SHORT EXERCISE
Where a line holds the string "name", return that line.

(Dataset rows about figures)

_ _ _ _ _

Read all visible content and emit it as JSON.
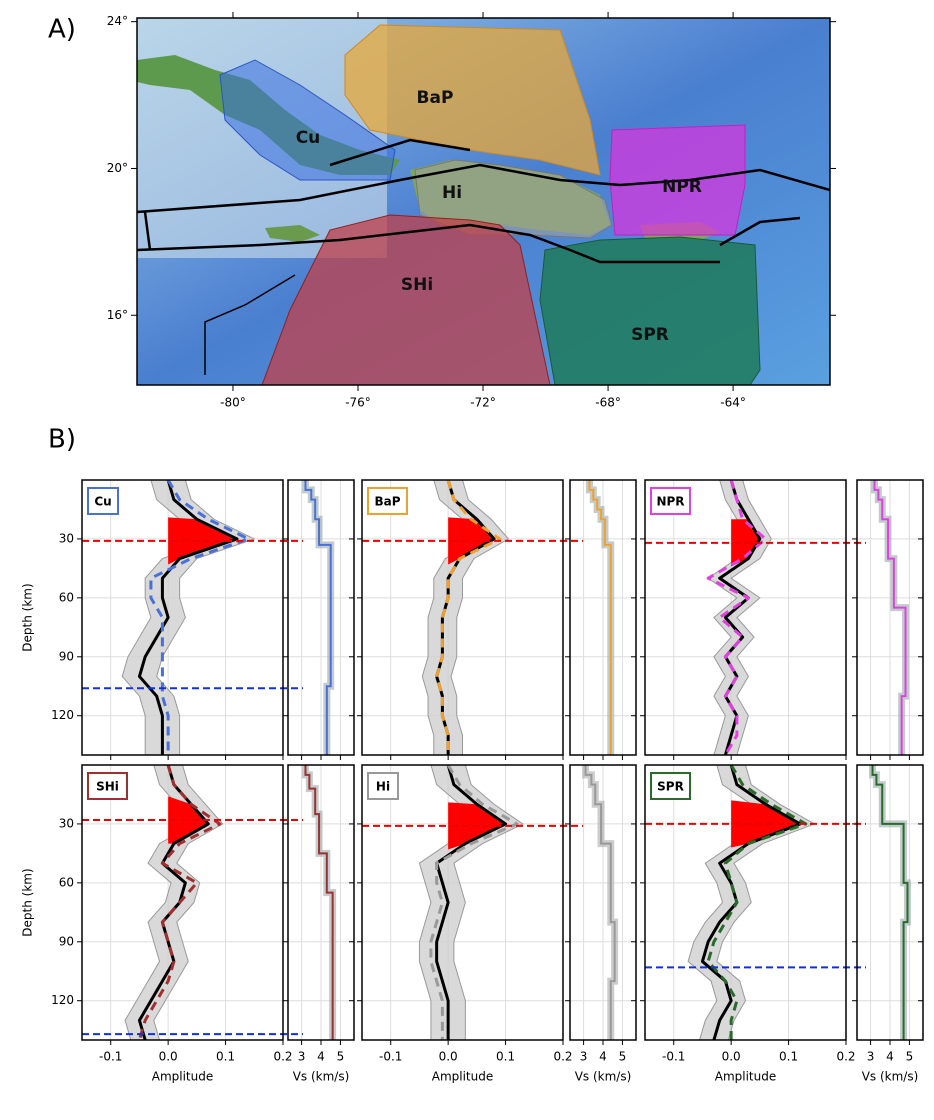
{
  "panel_a": {
    "label": "A)",
    "xlim": [
      -83.07,
      -60.9
    ],
    "ylim": [
      14.1,
      24.1
    ],
    "lat_ticks": [
      {
        "value": 24,
        "label": "24°"
      },
      {
        "value": 20,
        "label": "20°"
      },
      {
        "value": 16,
        "label": "16°"
      }
    ],
    "lon_ticks": [
      {
        "value": -80,
        "label": "-80°"
      },
      {
        "value": -76,
        "label": "-76°"
      },
      {
        "value": -72,
        "label": "-72°"
      },
      {
        "value": -68,
        "label": "-68°"
      },
      {
        "value": -64,
        "label": "-64°"
      }
    ],
    "regions": [
      "Cu",
      "BaP",
      "NPR",
      "Hi",
      "SHi",
      "SPR"
    ]
  },
  "panel_b": {
    "label": "B)",
    "depth_label": "Depth (km)",
    "amplitude_label": "Amplitude",
    "vs_label": "Vs (km/s)",
    "ylim": [
      0,
      140
    ],
    "yticks": [
      30,
      60,
      90,
      120
    ],
    "amp_xlim": [
      -0.15,
      0.2
    ],
    "amp_xticks": [
      -0.1,
      {
        "value": 0,
        "label": "0.0"
      },
      0.1,
      0.2
    ],
    "vs_xlim": [
      2.3,
      5.7
    ],
    "vs_xticks": [
      3,
      4,
      5
    ],
    "depths": [
      0,
      10,
      20,
      30,
      40,
      50,
      60,
      70,
      80,
      90,
      100,
      110,
      120,
      130,
      140
    ],
    "panels": [
      {
        "name": "Cu",
        "color": "#4a6fd8",
        "moho": 31,
        "negative": 106,
        "band": 0.03,
        "observed": [
          0,
          0.01,
          0.05,
          0.12,
          0.02,
          -0.01,
          -0.01,
          0,
          -0.02,
          -0.04,
          -0.05,
          -0.02,
          -0.01,
          -0.01,
          -0.01
        ],
        "model": [
          0,
          0.02,
          0.07,
          0.14,
          0.04,
          -0.03,
          -0.03,
          -0.01,
          -0.01,
          -0.01,
          -0.01,
          -0.01,
          0,
          0,
          0
        ],
        "vs_depth": [
          0,
          5,
          10,
          20,
          33,
          105
        ],
        "vs": [
          3.2,
          3.5,
          3.7,
          3.9,
          4.5,
          4.3
        ]
      },
      {
        "name": "BaP",
        "color": "#f0a030",
        "moho": 31,
        "negative": null,
        "band": 0.025,
        "observed": [
          0,
          0.01,
          0.05,
          0.08,
          0.02,
          0,
          0,
          -0.01,
          -0.01,
          -0.01,
          -0.02,
          -0.01,
          -0.01,
          0,
          0
        ],
        "model": [
          0,
          0.01,
          0.04,
          0.09,
          0.02,
          0,
          0,
          -0.01,
          -0.01,
          -0.01,
          -0.02,
          -0.01,
          -0.01,
          0,
          0
        ],
        "vs_depth": [
          0,
          5,
          10,
          15,
          20,
          33
        ],
        "vs": [
          3.3,
          3.5,
          3.7,
          3.9,
          4.1,
          4.4
        ]
      },
      {
        "name": "NPR",
        "color": "#e040e0",
        "moho": 32,
        "negative": null,
        "band": 0.02,
        "observed": [
          0,
          0.01,
          0.03,
          0.05,
          0.03,
          -0.02,
          0.03,
          -0.01,
          0.02,
          -0.01,
          0.01,
          -0.01,
          0.01,
          0,
          -0.01
        ],
        "model": [
          0,
          0.01,
          0.02,
          0.06,
          0.02,
          -0.04,
          0.03,
          -0.02,
          0.02,
          -0.01,
          0.01,
          -0.01,
          0.01,
          0.01,
          -0.01
        ],
        "vs_depth": [
          0,
          5,
          10,
          20,
          40,
          65,
          110
        ],
        "vs": [
          3.2,
          3.4,
          3.6,
          3.9,
          4.2,
          4.8,
          4.6
        ]
      },
      {
        "name": "SHi",
        "color": "#a03030",
        "moho": 28,
        "negative": 137,
        "band": 0.025,
        "observed": [
          0,
          0.01,
          0.04,
          0.07,
          0.01,
          -0.01,
          0.03,
          0.02,
          -0.01,
          0,
          0.01,
          -0.01,
          -0.03,
          -0.05,
          -0.04
        ],
        "model": [
          0,
          0.01,
          0.04,
          0.09,
          0.02,
          -0.01,
          0.05,
          0.02,
          -0.01,
          0,
          0.01,
          0,
          -0.02,
          -0.04,
          -0.05
        ],
        "vs_depth": [
          0,
          5,
          12,
          25,
          45,
          65
        ],
        "vs": [
          3.2,
          3.4,
          3.7,
          3.9,
          4.3,
          4.6
        ]
      },
      {
        "name": "Hi",
        "color": "#999999",
        "moho": 31,
        "negative": null,
        "band": 0.03,
        "observed": [
          0,
          0.01,
          0.05,
          0.1,
          0.03,
          -0.02,
          -0.01,
          0,
          -0.01,
          -0.02,
          -0.02,
          -0.01,
          0,
          0,
          0
        ],
        "model": [
          0,
          0.02,
          0.06,
          0.12,
          0.04,
          -0.02,
          -0.02,
          -0.01,
          -0.02,
          -0.03,
          -0.03,
          -0.02,
          -0.01,
          -0.01,
          -0.01
        ],
        "vs_depth": [
          0,
          5,
          10,
          20,
          40,
          80,
          110
        ],
        "vs": [
          3.1,
          3.4,
          3.6,
          3.9,
          4.4,
          4.6,
          4.4
        ]
      },
      {
        "name": "SPR",
        "color": "#2a6a2a",
        "moho": 30,
        "negative": 103,
        "band": 0.025,
        "observed": [
          0,
          0.01,
          0.06,
          0.12,
          0.03,
          -0.02,
          0,
          0.01,
          -0.02,
          -0.04,
          -0.05,
          -0.01,
          0,
          -0.02,
          -0.03
        ],
        "model": [
          0,
          0.02,
          0.07,
          0.13,
          0.03,
          -0.01,
          0,
          0.01,
          -0.01,
          -0.03,
          -0.04,
          -0.01,
          0.01,
          0,
          0
        ],
        "vs_depth": [
          0,
          5,
          10,
          30,
          60,
          80
        ],
        "vs": [
          3.1,
          3.3,
          3.6,
          4.7,
          4.9,
          4.7
        ]
      }
    ]
  }
}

_ _ _ _ _

WRITTEN ANSWER
        "name": "Cu",
        "name": "BaP",
        "name": "NPR",
        "name": "SHi",
        "name": "Hi",
        "name": "SPR",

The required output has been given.